(WRITTEN REQUEST)
Identify the lines that contain the string "this" and copy all of them.

(DATASET RECORDS)
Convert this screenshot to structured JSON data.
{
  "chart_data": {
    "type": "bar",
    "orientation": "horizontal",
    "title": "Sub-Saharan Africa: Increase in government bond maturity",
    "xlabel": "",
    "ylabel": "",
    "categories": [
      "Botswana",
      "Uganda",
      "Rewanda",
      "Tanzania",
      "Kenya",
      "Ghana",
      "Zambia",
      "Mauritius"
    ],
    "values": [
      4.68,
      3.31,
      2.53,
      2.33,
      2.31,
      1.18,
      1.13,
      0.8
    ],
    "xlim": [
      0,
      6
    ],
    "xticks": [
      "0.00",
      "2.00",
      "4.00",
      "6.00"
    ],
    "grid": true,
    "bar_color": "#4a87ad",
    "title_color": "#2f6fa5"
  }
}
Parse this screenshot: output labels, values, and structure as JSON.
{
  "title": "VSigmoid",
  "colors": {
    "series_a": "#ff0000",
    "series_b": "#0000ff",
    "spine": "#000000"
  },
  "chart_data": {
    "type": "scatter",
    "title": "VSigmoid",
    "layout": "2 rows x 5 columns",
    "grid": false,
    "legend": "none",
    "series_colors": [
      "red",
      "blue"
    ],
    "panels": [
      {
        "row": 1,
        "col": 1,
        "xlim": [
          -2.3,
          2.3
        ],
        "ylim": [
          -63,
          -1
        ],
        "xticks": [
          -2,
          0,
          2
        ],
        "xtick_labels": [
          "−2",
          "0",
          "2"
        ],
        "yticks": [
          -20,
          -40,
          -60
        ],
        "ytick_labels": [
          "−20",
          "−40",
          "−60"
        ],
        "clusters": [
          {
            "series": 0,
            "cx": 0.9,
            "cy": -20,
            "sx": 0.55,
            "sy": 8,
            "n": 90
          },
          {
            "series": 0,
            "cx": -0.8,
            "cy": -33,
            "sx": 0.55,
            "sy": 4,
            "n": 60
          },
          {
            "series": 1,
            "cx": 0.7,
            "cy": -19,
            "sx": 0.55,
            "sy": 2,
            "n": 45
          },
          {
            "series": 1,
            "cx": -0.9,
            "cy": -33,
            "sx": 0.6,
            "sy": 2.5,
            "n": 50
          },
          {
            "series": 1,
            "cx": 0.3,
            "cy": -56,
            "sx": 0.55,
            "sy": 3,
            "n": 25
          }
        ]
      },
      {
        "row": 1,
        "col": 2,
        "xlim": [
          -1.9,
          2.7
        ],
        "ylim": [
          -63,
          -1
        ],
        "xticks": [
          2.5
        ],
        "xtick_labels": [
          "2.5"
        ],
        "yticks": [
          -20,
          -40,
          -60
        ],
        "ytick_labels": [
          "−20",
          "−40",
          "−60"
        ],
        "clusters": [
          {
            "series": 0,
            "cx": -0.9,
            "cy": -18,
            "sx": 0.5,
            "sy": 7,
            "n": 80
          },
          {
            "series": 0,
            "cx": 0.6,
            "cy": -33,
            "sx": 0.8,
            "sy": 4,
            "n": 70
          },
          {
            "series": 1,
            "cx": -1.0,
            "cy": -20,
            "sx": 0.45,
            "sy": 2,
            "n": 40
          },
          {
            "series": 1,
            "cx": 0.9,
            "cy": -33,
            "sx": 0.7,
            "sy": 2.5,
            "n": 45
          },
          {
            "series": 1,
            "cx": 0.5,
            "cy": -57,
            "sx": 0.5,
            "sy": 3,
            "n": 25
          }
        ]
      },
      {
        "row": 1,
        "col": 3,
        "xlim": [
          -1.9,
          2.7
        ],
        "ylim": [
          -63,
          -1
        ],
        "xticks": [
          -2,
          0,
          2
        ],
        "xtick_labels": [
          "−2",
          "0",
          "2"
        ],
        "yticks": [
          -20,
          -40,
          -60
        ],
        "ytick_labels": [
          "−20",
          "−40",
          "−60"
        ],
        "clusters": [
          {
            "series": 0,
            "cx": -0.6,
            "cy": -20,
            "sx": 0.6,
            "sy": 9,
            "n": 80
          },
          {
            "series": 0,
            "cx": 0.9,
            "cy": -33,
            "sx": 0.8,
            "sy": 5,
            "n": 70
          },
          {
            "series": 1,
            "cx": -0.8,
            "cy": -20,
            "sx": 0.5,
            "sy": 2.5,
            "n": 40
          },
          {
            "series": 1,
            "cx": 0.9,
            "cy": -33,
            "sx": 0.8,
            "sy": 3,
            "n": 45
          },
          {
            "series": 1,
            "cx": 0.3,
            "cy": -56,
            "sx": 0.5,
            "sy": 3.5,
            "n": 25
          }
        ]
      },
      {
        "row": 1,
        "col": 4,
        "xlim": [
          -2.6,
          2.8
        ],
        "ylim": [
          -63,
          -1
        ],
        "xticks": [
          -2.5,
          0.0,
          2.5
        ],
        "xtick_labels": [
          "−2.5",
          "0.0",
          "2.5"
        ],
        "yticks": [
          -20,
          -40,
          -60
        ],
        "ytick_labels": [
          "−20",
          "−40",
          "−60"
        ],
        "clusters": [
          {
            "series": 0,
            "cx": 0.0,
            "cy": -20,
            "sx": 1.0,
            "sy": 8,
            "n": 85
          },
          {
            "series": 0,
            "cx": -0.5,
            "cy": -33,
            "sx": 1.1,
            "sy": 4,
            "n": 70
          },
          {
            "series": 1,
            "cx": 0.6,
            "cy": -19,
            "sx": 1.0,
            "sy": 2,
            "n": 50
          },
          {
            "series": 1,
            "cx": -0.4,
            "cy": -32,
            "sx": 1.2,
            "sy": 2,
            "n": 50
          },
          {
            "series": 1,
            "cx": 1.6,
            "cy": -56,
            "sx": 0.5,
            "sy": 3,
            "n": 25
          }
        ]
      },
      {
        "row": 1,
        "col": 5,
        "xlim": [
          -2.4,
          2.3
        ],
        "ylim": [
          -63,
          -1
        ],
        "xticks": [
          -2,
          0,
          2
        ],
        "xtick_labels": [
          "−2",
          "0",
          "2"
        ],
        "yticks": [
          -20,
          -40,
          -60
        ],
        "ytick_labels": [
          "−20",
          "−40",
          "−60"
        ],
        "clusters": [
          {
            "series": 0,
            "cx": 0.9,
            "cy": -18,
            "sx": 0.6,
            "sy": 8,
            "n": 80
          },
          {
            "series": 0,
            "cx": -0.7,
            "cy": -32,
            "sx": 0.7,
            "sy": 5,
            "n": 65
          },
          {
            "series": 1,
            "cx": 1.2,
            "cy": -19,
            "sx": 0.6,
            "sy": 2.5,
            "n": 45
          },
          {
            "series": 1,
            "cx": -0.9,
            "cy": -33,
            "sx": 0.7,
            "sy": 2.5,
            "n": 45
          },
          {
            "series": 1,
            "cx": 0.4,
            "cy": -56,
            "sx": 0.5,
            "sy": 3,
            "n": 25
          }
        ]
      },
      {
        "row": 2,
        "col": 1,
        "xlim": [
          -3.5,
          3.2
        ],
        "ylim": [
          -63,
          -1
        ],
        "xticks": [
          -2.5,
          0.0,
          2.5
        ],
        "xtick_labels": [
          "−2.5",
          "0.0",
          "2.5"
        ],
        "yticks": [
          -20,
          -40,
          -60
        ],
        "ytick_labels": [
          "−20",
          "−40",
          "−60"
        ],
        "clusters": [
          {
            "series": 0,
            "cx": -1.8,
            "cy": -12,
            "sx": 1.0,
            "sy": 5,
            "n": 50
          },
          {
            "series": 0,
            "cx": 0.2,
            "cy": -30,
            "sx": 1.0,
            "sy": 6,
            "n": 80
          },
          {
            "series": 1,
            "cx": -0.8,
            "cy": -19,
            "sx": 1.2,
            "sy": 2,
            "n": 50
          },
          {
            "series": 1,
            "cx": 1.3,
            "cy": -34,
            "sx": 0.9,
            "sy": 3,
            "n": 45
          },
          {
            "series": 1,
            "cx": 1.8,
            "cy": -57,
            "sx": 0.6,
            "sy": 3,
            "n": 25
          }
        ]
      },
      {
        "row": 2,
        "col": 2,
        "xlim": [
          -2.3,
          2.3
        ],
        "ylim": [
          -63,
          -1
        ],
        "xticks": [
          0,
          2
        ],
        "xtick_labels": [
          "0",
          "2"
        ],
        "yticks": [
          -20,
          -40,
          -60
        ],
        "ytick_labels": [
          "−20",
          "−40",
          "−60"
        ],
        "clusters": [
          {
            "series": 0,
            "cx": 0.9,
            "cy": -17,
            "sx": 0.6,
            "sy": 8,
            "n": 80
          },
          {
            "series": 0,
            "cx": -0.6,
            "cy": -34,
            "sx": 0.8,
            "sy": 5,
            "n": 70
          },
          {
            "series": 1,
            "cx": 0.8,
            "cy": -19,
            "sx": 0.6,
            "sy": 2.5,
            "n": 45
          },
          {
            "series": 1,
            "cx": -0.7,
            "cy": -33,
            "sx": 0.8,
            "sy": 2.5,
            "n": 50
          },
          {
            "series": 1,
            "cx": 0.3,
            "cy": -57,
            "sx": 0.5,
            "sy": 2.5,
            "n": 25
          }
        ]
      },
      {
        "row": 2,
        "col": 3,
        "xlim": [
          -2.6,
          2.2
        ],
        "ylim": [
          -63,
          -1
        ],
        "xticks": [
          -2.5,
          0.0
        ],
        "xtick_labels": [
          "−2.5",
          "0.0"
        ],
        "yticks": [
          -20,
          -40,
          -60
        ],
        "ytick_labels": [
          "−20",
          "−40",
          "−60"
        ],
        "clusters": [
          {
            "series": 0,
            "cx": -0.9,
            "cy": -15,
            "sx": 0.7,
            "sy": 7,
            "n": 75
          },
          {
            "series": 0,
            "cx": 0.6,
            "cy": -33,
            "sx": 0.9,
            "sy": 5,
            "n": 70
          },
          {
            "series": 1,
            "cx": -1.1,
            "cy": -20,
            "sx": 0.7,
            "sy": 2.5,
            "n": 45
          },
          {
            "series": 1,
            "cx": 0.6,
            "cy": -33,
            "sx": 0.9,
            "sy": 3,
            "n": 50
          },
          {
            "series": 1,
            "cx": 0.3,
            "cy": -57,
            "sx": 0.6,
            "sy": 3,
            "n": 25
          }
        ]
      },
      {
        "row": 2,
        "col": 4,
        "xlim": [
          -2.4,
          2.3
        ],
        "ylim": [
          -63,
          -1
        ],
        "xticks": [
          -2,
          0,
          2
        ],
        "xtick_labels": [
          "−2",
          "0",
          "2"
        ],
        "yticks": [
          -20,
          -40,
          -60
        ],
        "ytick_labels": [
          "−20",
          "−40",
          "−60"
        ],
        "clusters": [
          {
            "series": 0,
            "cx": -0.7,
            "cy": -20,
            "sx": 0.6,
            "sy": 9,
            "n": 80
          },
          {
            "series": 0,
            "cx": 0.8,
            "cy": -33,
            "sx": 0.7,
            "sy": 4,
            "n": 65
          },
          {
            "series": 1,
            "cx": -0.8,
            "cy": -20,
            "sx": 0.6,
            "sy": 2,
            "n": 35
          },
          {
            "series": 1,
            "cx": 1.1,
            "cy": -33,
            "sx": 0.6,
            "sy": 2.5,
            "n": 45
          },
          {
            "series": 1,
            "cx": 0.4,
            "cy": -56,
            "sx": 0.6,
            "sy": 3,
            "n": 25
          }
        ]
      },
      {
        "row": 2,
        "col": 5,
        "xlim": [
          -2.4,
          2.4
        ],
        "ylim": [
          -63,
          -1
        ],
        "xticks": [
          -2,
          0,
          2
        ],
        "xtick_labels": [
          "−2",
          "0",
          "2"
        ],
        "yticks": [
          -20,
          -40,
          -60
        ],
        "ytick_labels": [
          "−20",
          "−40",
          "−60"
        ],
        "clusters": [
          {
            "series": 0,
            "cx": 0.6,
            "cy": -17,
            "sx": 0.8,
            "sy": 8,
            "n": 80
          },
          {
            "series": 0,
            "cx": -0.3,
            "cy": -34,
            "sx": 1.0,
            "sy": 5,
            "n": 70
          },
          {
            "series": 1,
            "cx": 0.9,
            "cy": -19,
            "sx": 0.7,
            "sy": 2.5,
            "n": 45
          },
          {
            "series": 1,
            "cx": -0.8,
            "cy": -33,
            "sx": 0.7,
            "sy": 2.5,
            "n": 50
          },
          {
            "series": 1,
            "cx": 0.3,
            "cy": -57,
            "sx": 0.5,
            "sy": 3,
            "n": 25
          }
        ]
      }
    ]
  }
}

(EXERCISE SOLUTION)
Convert this screenshot to structured JSON data.
Parse this screenshot: output labels, values, and structure as JSON.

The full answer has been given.